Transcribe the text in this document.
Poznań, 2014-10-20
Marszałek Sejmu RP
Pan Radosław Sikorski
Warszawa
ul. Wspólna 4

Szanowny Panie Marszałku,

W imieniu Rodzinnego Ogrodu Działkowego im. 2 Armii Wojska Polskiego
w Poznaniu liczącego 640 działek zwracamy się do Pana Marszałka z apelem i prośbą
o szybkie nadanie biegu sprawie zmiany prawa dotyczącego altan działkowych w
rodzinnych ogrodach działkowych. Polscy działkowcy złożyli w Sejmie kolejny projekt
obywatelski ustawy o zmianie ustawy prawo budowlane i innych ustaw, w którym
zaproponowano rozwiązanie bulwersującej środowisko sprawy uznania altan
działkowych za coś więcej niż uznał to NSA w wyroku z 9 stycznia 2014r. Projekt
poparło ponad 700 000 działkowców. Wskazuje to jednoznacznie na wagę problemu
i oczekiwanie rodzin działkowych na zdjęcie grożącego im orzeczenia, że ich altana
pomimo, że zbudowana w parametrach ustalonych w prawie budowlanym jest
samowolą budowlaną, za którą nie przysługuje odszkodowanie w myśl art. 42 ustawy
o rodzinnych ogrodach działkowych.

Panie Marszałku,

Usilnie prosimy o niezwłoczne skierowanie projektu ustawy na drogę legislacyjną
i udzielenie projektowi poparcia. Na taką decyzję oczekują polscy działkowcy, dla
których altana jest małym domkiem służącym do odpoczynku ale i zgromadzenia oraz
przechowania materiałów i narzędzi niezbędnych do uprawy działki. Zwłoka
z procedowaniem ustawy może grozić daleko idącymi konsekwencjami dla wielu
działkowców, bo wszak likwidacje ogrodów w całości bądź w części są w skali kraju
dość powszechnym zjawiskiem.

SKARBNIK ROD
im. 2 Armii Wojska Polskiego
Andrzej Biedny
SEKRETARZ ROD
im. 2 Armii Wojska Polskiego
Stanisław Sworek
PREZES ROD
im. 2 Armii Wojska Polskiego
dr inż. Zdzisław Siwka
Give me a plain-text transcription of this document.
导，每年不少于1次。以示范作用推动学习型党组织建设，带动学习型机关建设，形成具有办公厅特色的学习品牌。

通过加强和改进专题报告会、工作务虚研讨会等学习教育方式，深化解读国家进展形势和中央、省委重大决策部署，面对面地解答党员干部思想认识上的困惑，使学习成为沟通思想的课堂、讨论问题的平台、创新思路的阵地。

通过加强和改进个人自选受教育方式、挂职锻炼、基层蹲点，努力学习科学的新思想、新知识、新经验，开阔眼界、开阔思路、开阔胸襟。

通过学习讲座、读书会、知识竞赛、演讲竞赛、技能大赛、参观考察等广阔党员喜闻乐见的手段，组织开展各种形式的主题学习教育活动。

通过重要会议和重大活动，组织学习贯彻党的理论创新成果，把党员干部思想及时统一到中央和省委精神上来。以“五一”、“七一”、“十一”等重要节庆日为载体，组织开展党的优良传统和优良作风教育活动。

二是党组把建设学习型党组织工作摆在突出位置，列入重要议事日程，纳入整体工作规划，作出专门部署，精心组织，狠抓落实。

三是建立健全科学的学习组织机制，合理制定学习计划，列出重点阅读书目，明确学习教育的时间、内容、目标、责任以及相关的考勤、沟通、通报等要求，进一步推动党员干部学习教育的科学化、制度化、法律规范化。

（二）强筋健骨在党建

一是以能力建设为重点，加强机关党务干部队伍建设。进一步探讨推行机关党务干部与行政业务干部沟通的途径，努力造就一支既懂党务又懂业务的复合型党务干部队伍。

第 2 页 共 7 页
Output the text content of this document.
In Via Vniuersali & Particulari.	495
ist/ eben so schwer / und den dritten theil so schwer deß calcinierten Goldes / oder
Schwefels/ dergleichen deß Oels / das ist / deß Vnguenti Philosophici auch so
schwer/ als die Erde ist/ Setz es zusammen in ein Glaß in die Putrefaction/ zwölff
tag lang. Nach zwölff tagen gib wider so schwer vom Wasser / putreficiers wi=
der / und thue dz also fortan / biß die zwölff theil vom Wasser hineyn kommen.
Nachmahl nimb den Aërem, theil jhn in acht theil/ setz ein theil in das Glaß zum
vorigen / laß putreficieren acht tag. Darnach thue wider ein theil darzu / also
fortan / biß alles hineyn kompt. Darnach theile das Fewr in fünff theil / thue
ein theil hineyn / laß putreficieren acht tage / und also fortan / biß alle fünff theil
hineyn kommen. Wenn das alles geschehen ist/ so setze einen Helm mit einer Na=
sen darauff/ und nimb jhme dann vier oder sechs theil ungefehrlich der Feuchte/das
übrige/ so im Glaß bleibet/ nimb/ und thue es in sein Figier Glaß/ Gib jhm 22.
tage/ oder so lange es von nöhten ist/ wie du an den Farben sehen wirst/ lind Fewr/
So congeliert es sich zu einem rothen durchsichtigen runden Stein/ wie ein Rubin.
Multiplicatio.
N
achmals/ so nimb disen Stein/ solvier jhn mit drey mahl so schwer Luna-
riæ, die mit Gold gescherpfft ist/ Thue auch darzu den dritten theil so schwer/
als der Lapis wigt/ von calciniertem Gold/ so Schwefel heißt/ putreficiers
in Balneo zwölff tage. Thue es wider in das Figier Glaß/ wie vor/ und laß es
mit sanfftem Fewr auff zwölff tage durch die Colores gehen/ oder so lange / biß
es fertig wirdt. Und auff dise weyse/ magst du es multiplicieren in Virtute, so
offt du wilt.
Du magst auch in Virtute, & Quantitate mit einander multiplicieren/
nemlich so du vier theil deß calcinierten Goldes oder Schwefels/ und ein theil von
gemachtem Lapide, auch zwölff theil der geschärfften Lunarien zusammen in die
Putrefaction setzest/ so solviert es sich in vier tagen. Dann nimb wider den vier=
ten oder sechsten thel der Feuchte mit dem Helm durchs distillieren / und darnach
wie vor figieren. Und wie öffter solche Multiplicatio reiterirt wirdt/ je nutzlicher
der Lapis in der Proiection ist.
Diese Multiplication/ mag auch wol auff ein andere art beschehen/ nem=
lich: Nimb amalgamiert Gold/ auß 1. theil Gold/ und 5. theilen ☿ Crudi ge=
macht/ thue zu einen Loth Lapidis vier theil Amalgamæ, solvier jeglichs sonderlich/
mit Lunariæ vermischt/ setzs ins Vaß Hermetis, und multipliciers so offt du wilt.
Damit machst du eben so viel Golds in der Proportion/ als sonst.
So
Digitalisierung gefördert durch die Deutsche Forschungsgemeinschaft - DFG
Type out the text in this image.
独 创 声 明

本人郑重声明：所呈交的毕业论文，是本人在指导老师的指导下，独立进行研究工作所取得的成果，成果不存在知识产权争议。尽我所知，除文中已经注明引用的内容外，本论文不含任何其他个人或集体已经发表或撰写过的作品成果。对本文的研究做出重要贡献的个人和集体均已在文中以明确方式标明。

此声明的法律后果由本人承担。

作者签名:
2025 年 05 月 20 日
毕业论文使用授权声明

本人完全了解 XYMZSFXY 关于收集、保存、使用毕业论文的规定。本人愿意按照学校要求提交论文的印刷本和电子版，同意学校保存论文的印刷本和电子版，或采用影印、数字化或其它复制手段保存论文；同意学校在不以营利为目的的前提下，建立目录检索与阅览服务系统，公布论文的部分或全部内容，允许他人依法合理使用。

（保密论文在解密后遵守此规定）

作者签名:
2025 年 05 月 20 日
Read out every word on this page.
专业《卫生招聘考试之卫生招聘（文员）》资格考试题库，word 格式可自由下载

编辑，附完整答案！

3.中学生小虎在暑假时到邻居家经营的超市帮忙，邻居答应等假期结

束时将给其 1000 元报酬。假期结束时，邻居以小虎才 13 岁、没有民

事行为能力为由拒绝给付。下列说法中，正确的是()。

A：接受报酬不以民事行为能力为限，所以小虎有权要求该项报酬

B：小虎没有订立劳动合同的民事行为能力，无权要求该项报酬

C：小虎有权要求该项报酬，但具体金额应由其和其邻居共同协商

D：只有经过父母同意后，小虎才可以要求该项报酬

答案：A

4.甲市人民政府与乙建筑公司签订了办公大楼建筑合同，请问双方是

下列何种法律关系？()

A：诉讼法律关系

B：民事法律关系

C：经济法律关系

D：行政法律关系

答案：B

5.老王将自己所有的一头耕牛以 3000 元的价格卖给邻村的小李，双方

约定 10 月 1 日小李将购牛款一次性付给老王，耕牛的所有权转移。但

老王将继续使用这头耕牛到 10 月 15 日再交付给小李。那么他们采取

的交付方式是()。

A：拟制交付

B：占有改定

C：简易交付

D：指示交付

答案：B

·····

▶ PROBLEM TO WORK ON
Exact repetition is required for the lines from the one that contains "Read out every word on this page." through the final line; leave out everything else.

▶ RESULT
Read out every word on this page.
专业《卫生招聘考试之卫生招聘（文员）》资格考试题库，word 格式可自由下载

编辑，附完整答案！

3.中学生小虎在暑假时到邻居家经营的超市帮忙，邻居答应等假期结

束时将给其 1000 元报酬。假期结束时，邻居以小虎才 13 岁、没有民

事行为能力为由拒绝给付。下列说法中，正确的是()。

A：接受报酬不以民事行为能力为限，所以小虎有权要求该项报酬

B：小虎没有订立劳动合同的民事行为能力，无权要求该项报酬

C：小虎有权要求该项报酬，但具体金额应由其和其邻居共同协商

D：只有经过父母同意后，小虎才可以要求该项报酬

答案：A

4.甲市人民政府与乙建筑公司签订了办公大楼建筑合同，请问双方是

下列何种法律关系？()

A：诉讼法律关系

B：民事法律关系

C：经济法律关系

D：行政法律关系

答案：B

5.老王将自己所有的一头耕牛以 3000 元的价格卖给邻村的小李，双方

约定 10 月 1 日小李将购牛款一次性付给老王，耕牛的所有权转移。但

老王将继续使用这头耕牛到 10 月 15 日再交付给小李。那么他们采取

的交付方式是()。

A：拟制交付

B：占有改定

C：简易交付

D：指示交付

答案：B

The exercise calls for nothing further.